Task material =

※

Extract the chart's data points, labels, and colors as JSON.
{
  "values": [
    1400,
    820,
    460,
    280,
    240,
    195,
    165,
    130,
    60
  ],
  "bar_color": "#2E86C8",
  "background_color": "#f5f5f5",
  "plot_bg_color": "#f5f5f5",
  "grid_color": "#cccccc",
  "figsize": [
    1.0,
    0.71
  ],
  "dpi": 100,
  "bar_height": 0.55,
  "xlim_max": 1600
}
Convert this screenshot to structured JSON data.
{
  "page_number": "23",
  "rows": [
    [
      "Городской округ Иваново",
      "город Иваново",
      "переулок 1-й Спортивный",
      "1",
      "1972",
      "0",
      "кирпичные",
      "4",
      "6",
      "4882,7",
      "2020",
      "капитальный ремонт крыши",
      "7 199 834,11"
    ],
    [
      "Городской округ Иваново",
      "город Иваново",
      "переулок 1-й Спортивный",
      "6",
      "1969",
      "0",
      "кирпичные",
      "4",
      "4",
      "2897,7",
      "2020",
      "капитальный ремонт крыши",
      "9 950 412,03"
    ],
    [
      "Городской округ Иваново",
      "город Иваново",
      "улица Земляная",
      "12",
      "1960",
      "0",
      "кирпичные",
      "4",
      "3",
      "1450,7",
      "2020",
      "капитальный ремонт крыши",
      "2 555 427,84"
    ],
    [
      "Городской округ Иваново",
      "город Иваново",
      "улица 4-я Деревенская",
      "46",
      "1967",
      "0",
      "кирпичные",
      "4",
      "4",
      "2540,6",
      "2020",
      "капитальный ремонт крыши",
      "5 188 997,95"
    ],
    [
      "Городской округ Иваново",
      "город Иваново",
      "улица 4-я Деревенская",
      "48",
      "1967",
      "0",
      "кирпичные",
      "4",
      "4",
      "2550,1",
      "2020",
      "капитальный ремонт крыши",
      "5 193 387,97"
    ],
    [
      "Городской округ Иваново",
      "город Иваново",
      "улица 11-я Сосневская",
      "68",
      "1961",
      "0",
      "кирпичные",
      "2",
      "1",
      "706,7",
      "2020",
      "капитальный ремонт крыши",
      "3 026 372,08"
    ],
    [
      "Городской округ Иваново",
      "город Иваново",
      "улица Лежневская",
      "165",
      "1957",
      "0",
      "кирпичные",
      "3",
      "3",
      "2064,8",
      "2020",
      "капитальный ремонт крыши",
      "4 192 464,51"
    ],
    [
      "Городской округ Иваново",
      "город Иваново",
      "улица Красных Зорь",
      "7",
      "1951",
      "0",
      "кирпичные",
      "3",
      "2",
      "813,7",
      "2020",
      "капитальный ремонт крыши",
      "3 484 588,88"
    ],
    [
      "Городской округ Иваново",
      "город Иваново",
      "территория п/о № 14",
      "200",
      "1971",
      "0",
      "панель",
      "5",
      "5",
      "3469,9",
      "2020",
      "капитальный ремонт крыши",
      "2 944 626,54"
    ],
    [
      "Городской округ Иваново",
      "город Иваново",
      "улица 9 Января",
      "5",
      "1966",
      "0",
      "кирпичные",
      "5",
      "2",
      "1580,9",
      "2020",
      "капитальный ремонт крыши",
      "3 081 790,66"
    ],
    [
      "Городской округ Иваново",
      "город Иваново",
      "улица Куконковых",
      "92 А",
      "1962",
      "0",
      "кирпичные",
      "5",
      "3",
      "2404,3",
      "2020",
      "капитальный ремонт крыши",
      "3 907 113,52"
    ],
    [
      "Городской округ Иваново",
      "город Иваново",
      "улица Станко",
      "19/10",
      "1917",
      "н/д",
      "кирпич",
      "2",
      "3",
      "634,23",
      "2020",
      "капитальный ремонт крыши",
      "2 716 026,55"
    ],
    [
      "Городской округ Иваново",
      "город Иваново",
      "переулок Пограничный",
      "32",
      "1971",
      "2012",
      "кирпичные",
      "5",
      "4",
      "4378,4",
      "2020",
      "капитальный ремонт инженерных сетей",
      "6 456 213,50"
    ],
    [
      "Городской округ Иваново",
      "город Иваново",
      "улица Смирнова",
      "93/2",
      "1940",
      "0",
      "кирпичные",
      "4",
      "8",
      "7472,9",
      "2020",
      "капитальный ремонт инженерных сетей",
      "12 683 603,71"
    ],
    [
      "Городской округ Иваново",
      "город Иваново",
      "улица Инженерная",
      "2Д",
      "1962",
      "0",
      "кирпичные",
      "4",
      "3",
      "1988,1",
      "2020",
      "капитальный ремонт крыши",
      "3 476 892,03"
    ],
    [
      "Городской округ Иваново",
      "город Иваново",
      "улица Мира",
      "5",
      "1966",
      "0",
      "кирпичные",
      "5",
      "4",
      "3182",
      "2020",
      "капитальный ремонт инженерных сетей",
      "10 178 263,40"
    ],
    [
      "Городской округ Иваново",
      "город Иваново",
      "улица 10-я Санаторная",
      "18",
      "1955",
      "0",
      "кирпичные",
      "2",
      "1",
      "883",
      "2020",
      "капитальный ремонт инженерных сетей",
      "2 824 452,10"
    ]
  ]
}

※

Task instructions =
Transcribe the whole listing with nothing added or left out.

Worked answer =
Extract the chart's data points, labels, and colors as JSON.
{
  "values": [
    1400,
    820,
    460,
    280,
    240,
    195,
    165,
    130,
    60
  ],
  "bar_color": "#2E86C8",
  "background_color": "#f5f5f5",
  "plot_bg_color": "#f5f5f5",
  "grid_color": "#cccccc",
  "figsize": [
    1.0,
    0.71
  ],
  "dpi": 100,
  "bar_height": 0.55,
  "xlim_max": 1600
}
Convert this screenshot to structured JSON data.
{
  "page_number": "23",
  "rows": [
    [
      "Городской округ Иваново",
      "город Иваново",
      "переулок 1-й Спортивный",
      "1",
      "1972",
      "0",
      "кирпичные",
      "4",
      "6",
      "4882,7",
      "2020",
      "капитальный ремонт крыши",
      "7 199 834,11"
    ],
    [
      "Городской округ Иваново",
      "город Иваново",
      "переулок 1-й Спортивный",
      "6",
      "1969",
      "0",
      "кирпичные",
      "4",
      "4",
      "2897,7",
      "2020",
      "капитальный ремонт крыши",
      "9 950 412,03"
    ],
    [
      "Городской округ Иваново",
      "город Иваново",
      "улица Земляная",
      "12",
      "1960",
      "0",
      "кирпичные",
      "4",
      "3",
      "1450,7",
      "2020",
      "капитальный ремонт крыши",
      "2 555 427,84"
    ],
    [
      "Городской округ Иваново",
      "город Иваново",
      "улица 4-я Деревенская",
      "46",
      "1967",
      "0",
      "кирпичные",
      "4",
      "4",
      "2540,6",
      "2020",
      "капитальный ремонт крыши",
      "5 188 997,95"
    ],
    [
      "Городской округ Иваново",
      "город Иваново",
      "улица 4-я Деревенская",
      "48",
      "1967",
      "0",
      "кирпичные",
      "4",
      "4",
      "2550,1",
      "2020",
      "капитальный ремонт крыши",
      "5 193 387,97"
    ],
    [
      "Городской округ Иваново",
      "город Иваново",
      "улица 11-я Сосневская",
      "68",
      "1961",
      "0",
      "кирпичные",
      "2",
      "1",
      "706,7",
      "2020",
      "капитальный ремонт крыши",
      "3 026 372,08"
    ],
    [
      "Городской округ Иваново",
      "город Иваново",
      "улица Лежневская",
      "165",
      "1957",
      "0",
      "кирпичные",
      "3",
      "3",
      "2064,8",
      "2020",
      "капитальный ремонт крыши",
      "4 192 464,51"
    ],
    [
      "Городской округ Иваново",
      "город Иваново",
      "улица Красных Зорь",
      "7",
      "1951",
      "0",
      "кирпичные",
      "3",
      "2",
      "813,7",
      "2020",
      "капитальный ремонт крыши",
      "3 484 588,88"
    ],
    [
      "Городской округ Иваново",
      "город Иваново",
      "территория п/о № 14",
      "200",
      "1971",
      "0",
      "панель",
      "5",
      "5",
      "3469,9",
      "2020",
      "капитальный ремонт крыши",
      "2 944 626,54"
    ],
    [
      "Городской округ Иваново",
      "город Иваново",
      "улица 9 Января",
      "5",
      "1966",
      "0",
      "кирпичные",
      "5",
      "2",
      "1580,9",
      "2020",
      "капитальный ремонт крыши",
      "3 081 790,66"
    ],
    [
      "Городской округ Иваново",
      "город Иваново",
      "улица Куконковых",
      "92 А",
      "1962",
      "0",
      "кирпичные",
      "5",
      "3",
      "2404,3",
      "2020",
      "капитальный ремонт крыши",
      "3 907 113,52"
    ],
    [
      "Городской округ Иваново",
      "город Иваново",
      "улица Станко",
      "19/10",
      "1917",
      "н/д",
      "кирпич",
      "2",
      "3",
      "634,23",
      "2020",
      "капитальный ремонт крыши",
      "2 716 026,55"
    ],
    [
      "Городской округ Иваново",
      "город Иваново",
      "переулок Пограничный",
      "32",
      "1971",
      "2012",
      "кирпичные",
      "5",
      "4",
      "4378,4",
      "2020",
      "капитальный ремонт инженерных сетей",
      "6 456 213,50"
    ],
    [
      "Городской округ Иваново",
      "город Иваново",
      "улица Смирнова",
      "93/2",
      "1940",
      "0",
      "кирпичные",
      "4",
      "8",
      "7472,9",
      "2020",
      "капитальный ремонт инженерных сетей",
      "12 683 603,71"
    ],
    [
      "Городской округ Иваново",
      "город Иваново",
      "улица Инженерная",
      "2Д",
      "1962",
      "0",
      "кирпичные",
      "4",
      "3",
      "1988,1",
      "2020",
      "капитальный ремонт крыши",
      "3 476 892,03"
    ],
    [
      "Городской округ Иваново",
      "город Иваново",
      "улица Мира",
      "5",
      "1966",
      "0",
      "кирпичные",
      "5",
      "4",
      "3182",
      "2020",
      "капитальный ремонт инженерных сетей",
      "10 178 263,40"
    ],
    [
      "Городской округ Иваново",
      "город Иваново",
      "улица 10-я Санаторная",
      "18",
      "1955",
      "0",
      "кирпичные",
      "2",
      "1",
      "883",
      "2020",
      "капитальный ремонт инженерных сетей",
      "2 824 452,10"
    ]
  ]
}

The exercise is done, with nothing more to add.